* Task *
Continue the discussion below about undergraduate research and medical school admissions, picking up after its final sentence rather than extending the rows.

* Excerpt *
........

You should remember that as an undergraduate the point of research (in regards to medical school admissions) is to clearly demonstrate that you know what it takes to be a successful scientist. You should know how to take a project through analysis, writing, and the various steps of publication, to completion.

This is a ridiculous standard for most undergrads unless they are applying for MD/PhD, and even then that is a high bar not met by the vast majority of applicants. As an undergraduate the point of research is to gain experience and exposure to help you decide whether research should become a significant part of your career. At the very least, it is best to understand that research is complicated and difficult, and that you're not going to go take a summer of med school and publish a basic science paper. If you can get more out of it than that and be productive yourself, great, that looks nice and will help you, but it sure isn't expected or required to get into medical school.

But at the end of the day research is research no matter if it is clinical, translational, or lab-based.

In what way? I would completely disagree with that statement in most respects.

I might be wrong, but I think adcoms would consider this more as research than actual clinical experience, although it is clinical research? I only mention this because you mention you are starting your clinical experience with this.

At the end of the day, who knows. It could be anything from gathering data from patients directly in person to sitting behind a desk doing endless, mindless chart reviews to pull datapoints into spreadsheets.

Hey all, so in order to kick start my volunteer and clinical experience, I applied to a ER clinical research program with NYU for the fall, about how much in both research and clinical hours is required or ideal for medical school applicants?

........

* Data under study *
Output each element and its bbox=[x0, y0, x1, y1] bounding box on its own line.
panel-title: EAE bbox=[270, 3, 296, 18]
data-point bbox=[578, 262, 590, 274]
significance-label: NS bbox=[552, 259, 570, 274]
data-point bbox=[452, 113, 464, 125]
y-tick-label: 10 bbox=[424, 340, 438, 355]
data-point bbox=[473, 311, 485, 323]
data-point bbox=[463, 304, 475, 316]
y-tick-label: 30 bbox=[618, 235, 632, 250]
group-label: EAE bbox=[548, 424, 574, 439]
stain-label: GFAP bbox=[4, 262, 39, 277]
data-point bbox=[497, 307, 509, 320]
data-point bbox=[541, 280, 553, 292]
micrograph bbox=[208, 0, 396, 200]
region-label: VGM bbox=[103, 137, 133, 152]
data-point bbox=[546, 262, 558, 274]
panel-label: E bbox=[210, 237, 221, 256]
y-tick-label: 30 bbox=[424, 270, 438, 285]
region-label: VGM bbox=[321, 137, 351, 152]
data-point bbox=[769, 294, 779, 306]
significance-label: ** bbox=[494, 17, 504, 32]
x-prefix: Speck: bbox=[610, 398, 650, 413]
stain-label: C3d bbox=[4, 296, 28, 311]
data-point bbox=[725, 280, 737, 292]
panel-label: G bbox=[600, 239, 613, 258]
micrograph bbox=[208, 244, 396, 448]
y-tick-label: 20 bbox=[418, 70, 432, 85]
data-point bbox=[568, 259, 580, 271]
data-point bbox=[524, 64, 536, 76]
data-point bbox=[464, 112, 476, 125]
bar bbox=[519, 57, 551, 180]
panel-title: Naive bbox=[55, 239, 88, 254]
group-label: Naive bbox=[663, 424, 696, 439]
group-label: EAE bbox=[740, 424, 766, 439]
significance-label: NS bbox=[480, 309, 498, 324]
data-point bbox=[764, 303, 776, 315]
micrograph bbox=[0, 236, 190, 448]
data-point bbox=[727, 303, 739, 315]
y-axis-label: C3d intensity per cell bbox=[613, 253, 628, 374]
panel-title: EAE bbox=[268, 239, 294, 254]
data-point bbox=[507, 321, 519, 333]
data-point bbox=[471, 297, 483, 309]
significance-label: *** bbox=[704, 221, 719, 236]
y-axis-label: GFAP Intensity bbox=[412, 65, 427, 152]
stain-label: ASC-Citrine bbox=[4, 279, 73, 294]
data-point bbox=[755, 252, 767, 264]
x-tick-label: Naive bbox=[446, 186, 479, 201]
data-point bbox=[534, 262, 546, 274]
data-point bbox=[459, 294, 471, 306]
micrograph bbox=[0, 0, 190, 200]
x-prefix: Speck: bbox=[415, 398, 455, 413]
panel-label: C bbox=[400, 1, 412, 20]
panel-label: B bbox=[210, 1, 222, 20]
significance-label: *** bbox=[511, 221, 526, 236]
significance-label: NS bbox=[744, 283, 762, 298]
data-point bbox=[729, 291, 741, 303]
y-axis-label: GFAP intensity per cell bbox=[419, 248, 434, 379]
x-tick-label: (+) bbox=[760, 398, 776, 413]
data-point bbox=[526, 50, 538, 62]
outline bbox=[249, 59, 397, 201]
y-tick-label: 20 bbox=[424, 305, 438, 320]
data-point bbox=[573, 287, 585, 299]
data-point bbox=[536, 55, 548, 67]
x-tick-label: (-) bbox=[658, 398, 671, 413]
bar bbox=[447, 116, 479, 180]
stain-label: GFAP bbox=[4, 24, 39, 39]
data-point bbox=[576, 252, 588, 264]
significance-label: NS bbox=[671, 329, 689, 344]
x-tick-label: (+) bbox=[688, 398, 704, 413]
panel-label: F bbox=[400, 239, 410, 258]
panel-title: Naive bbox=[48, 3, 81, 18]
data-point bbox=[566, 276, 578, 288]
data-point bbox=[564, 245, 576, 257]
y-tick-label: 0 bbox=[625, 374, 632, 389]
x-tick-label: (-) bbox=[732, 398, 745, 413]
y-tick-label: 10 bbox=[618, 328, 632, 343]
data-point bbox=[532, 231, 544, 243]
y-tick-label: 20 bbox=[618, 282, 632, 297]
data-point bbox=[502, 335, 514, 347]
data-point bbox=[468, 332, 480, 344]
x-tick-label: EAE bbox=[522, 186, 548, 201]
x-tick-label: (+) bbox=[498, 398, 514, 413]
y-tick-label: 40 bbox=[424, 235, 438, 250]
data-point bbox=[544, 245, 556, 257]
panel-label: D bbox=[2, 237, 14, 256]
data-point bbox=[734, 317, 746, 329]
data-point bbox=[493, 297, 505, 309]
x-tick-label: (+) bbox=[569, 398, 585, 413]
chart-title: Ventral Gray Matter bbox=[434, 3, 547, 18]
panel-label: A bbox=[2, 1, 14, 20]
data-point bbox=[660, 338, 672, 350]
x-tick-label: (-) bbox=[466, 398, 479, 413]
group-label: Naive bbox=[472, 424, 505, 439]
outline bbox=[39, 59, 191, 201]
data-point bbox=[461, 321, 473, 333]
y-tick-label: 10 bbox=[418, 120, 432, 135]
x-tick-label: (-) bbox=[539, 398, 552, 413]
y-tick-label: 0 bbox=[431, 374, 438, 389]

........

* Exercise result *
To answer your question directly, we have no idea what your ER clinical research program will actually entail. There is no set number of research or clinical hours that is considered "ideal". At a minimum you should aim for 50+ (I'd recommend 100+) hours of direct patient contact through shadowing or volunteering with patients. Your clinical research program should help you springboard into that sort of role, and if it doesn't you should find an additional opportunity that will help you achieve direct patient contact. As for research, there is no minimum amount of research and many applicants apply successfully without any research at all. However, if you are interested in research, if you put in significant effort you can be rewarded through strong letters, connections, and hopefully presentations and publications that will look impressive to medical schools. It does behoove you to apply to medical school as more than just a GPA and MCAT score, and research is one way to help yourself stand out, if you are truly interested and impressive in a research capacity.
 
Aerus, what experience do you have with what these positions are usually like? That has not been my experience nor those of nearly everyone else I know.

I used to be a clinical research associate in the ER during my first year of undergrad. There's a reason I am using the past tense.
 
I used to be a clinical research associate in the ER during my first year of undergrad. There's a reason I am using the past tense.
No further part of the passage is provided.